REQUIRED TASK: Copy every line in which the string "this" occurs.

SOURCE DATA:
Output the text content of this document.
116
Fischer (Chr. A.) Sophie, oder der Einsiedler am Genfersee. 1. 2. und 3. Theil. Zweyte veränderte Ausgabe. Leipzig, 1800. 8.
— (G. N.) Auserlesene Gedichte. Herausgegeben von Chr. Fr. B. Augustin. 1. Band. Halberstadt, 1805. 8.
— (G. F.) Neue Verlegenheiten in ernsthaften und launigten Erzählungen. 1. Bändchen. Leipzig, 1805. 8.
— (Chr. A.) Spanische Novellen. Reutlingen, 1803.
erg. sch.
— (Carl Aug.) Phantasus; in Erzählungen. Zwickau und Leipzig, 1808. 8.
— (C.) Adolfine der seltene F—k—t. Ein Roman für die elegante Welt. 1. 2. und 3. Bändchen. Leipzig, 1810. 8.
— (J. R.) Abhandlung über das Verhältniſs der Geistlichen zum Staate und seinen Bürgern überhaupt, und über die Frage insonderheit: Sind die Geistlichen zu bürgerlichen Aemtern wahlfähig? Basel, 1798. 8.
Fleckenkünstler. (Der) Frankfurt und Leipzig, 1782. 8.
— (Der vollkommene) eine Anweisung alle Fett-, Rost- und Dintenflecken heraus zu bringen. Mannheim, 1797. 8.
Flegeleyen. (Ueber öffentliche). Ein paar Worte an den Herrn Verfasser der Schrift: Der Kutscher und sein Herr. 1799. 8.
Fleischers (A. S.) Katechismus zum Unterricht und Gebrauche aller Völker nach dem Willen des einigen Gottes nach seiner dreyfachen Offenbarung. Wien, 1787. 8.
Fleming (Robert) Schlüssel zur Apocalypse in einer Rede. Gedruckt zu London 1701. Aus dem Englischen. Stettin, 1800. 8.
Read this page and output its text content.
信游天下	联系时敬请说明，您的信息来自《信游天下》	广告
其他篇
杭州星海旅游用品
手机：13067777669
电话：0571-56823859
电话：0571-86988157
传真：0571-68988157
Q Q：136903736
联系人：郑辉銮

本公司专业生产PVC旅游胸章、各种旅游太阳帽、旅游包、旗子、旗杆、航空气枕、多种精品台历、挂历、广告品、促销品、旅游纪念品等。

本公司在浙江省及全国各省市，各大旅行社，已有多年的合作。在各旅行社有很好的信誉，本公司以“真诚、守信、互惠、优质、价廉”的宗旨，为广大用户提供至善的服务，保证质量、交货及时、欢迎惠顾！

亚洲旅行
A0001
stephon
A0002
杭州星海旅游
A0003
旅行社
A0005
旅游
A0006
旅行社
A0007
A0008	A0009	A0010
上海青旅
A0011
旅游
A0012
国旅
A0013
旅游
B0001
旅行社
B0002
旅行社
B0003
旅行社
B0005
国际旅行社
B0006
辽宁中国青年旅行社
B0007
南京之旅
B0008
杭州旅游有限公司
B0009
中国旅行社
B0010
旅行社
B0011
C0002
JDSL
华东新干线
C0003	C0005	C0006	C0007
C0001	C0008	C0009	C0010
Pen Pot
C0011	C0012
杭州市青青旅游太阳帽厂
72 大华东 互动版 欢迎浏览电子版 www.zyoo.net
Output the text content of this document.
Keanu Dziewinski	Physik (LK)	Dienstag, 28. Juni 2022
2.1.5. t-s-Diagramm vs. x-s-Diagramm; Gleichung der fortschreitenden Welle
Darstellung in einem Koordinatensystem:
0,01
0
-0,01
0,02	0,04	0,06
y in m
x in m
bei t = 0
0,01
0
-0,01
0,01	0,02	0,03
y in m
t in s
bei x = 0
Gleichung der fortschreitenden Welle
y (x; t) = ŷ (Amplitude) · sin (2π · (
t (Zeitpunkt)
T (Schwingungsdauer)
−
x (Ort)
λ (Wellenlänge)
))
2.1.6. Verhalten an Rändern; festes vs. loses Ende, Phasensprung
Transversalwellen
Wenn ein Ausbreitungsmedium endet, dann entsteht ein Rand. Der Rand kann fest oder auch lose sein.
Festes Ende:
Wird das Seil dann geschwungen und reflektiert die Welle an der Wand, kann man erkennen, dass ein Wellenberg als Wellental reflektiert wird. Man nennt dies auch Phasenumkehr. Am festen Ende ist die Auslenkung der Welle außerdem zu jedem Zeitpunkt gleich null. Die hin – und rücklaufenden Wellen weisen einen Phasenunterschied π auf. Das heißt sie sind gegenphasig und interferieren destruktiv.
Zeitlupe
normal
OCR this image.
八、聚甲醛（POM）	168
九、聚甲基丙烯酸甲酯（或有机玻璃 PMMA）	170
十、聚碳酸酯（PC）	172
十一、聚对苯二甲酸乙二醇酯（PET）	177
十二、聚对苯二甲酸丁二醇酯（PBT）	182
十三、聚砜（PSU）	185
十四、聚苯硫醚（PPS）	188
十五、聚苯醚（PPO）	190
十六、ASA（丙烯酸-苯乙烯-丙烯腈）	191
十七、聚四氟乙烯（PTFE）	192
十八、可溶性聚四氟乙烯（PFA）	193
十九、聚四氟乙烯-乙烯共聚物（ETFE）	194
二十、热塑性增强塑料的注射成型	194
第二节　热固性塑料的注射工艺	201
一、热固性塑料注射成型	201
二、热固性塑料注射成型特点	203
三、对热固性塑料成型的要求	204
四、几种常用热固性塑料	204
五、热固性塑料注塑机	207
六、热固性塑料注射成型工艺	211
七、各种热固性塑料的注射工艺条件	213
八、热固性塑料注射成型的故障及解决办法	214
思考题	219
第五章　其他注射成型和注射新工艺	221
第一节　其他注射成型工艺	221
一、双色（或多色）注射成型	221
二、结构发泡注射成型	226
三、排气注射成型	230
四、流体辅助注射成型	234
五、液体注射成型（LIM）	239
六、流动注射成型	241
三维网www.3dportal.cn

SOLUTION:
Output the text content of this document.
Read this page and output its text content.
Output the text content of this document.
OCR this image.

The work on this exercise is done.